Directive >> Write out each line beneath this one exactly as it reads.

Task data >>
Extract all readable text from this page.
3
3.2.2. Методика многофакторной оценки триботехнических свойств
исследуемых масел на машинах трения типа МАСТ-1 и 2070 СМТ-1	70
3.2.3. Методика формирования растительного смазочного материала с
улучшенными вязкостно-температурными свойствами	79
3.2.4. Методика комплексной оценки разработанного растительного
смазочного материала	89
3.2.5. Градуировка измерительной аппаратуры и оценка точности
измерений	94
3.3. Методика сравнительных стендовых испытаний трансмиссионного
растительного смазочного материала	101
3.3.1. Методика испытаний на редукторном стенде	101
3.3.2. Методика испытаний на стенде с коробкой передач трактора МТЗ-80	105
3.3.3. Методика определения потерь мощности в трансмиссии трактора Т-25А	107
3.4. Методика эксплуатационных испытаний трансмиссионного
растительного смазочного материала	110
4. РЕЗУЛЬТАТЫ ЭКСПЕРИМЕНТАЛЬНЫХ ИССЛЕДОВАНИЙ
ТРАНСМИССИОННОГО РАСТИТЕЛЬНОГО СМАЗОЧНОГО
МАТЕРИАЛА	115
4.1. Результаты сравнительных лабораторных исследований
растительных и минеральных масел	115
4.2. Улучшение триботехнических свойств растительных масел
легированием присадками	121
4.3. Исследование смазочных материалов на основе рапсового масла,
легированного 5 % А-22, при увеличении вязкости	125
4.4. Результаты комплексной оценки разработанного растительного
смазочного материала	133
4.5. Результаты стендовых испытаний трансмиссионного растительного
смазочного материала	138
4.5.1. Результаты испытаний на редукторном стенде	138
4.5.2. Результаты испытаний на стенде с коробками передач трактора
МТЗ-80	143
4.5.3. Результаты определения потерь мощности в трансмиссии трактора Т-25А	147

Exercise response >>
Extract all readable text from this page.
3
3.2.2. Методика многофакторной оценки триботехнических свойств
исследуемых масел на машинах трения типа МАСТ-1 и 2070 СМТ-1	70
3.2.3. Методика формирования растительного смазочного материала с
улучшенными вязкостно-температурными свойствами	79
3.2.4. Методика комплексной оценки разработанного растительного
смазочного материала	89
3.2.5. Градуировка измерительной аппаратуры и оценка точности
измерений	94
3.3. Методика сравнительных стендовых испытаний трансмиссионного
растительного смазочного материала	101
3.3.1. Методика испытаний на редукторном стенде	101
3.3.2. Методика испытаний на стенде с коробкой передач трактора МТЗ-80	105
3.3.3. Методика определения потерь мощности в трансмиссии трактора Т-25А	107
3.4. Методика эксплуатационных испытаний трансмиссионного
растительного смазочного материала	110
4. РЕЗУЛЬТАТЫ ЭКСПЕРИМЕНТАЛЬНЫХ ИССЛЕДОВАНИЙ
ТРАНСМИССИОННОГО РАСТИТЕЛЬНОГО СМАЗОЧНОГО
МАТЕРИАЛА	115
4.1. Результаты сравнительных лабораторных исследований
растительных и минеральных масел	115
4.2. Улучшение триботехнических свойств растительных масел
легированием присадками	121
4.3. Исследование смазочных материалов на основе рапсового масла,
легированного 5 % А-22, при увеличении вязкости	125
4.4. Результаты комплексной оценки разработанного растительного
смазочного материала	133
4.5. Результаты стендовых испытаний трансмиссионного растительного
смазочного материала	138
4.5.1. Результаты испытаний на редукторном стенде	138
4.5.2. Результаты испытаний на стенде с коробками передач трактора
МТЗ-80	143
4.5.3. Результаты определения потерь мощности в трансмиссии трактора Т-25А	147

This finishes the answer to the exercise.